THE INPUT:
-.-.-
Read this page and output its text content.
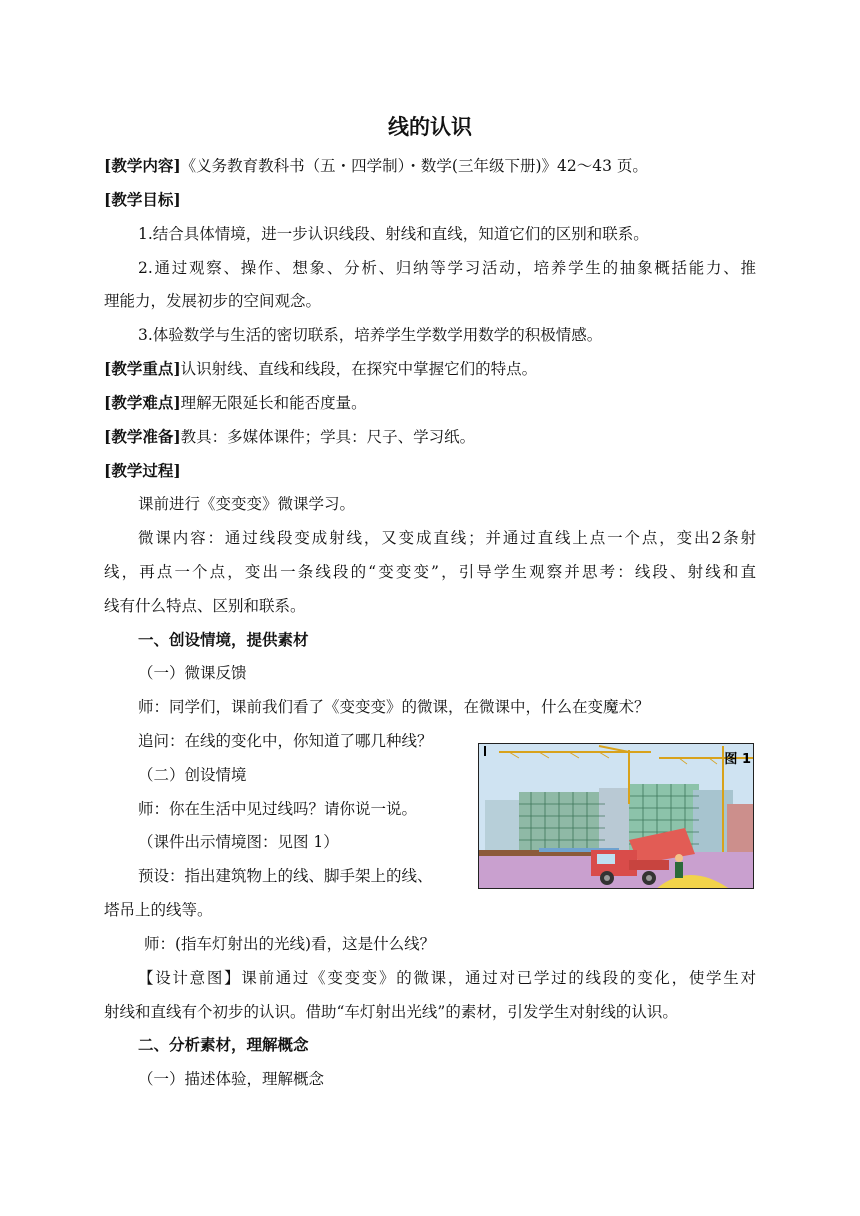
线的认识
[教学内容]《义务教育教科书（五・四学制）・数学(三年级下册)》42～43 页。
[教学目标]
1.结合具体情境，进一步认识线段、射线和直线，知道它们的区别和联系。
2.通过观察、操作、想象、分析、归纳等学习活动，培养学生的抽象概括能力、推
理能力，发展初步的空间观念。
3.体验数学与生活的密切联系，培养学生学数学用数学的积极情感。
[教学重点]认识射线、直线和线段，在探究中掌握它们的特点。
[教学难点]理解无限延长和能否度量。
[教学准备]教具：多媒体课件；学具：尺子、学习纸。
[教学过程]
课前进行《变变变》微课学习。
微课内容：通过线段变成射线，又变成直线；并通过直线上点一个点，变出2条射
线，再点一个点，变出一条线段的“变变变”，引导学生观察并思考：线段、射线和直
线有什么特点、区别和联系。
一、创设情境，提供素材
（一）微课反馈
师：同学们，课前我们看了《变变变》的微课，在微课中，什么在变魔术？
追问：在线的变化中，你知道了哪几种线？
（二）创设情境
师：你在生活中见过线吗？请你说一说。
（课件出示情境图：见图 1）
预设：指出建筑物上的线、脚手架上的线、
塔吊上的线等。
师：(指车灯射出的光线)看，这是什么线？
【设计意图】课前通过《变变变》的微课，通过对已学过的线段的变化，使学生对
射线和直线有个初步的认识。借助“车灯射出光线”的素材，引发学生对射线的认识。
二、分析素材，理解概念
（一）描述体验，理解概念
图 1
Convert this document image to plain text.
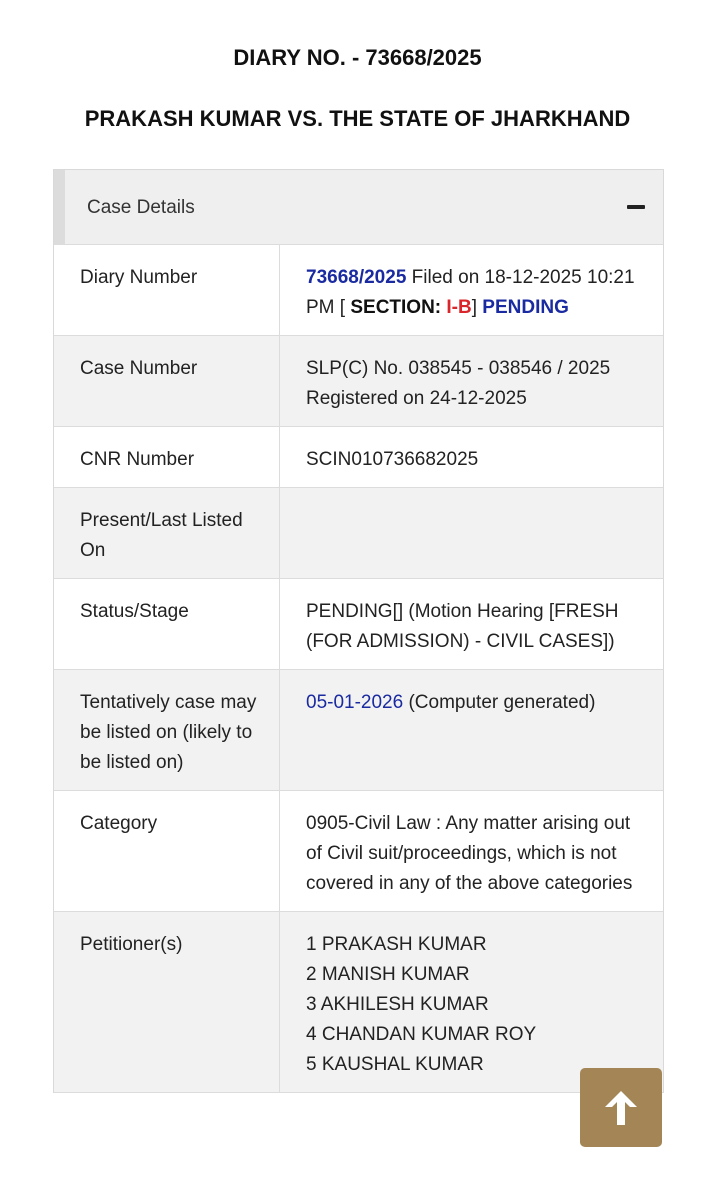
DIARY NO. - 73668/2025
PRAKASH KUMAR VS. THE STATE OF JHARKHAND
Case Details
Diary Number	73668/2025 Filed on 18-12-2025 10:21 PM [ SECTION: I-B] PENDING
Case Number	SLP(C) No. 038545 - 038546 / 2025 Registered on 24-12-2025
CNR Number	SCIN010736682025
Present/Last Listed On	
Status/Stage	PENDING[] (Motion Hearing [FRESH (FOR ADMISSION) - CIVIL CASES])
Tentatively case may be listed on (likely to be listed on)	05-01-2026 (Computer generated)
Category	0905-Civil Law : Any matter arising out of Civil suit/proceedings, which is not covered in any of the above categories
Petitioner(s)	1 PRAKASH KUMAR
2 MANISH KUMAR
3 AKHILESH KUMAR
4 CHANDAN KUMAR ROY
5 KAUSHAL KUMAR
-.-.-
PROBLEM TO SOLVE: Across the preceding material, how many lines contain the word "this"? State the number alone.

RESULT OF THE TASK: 2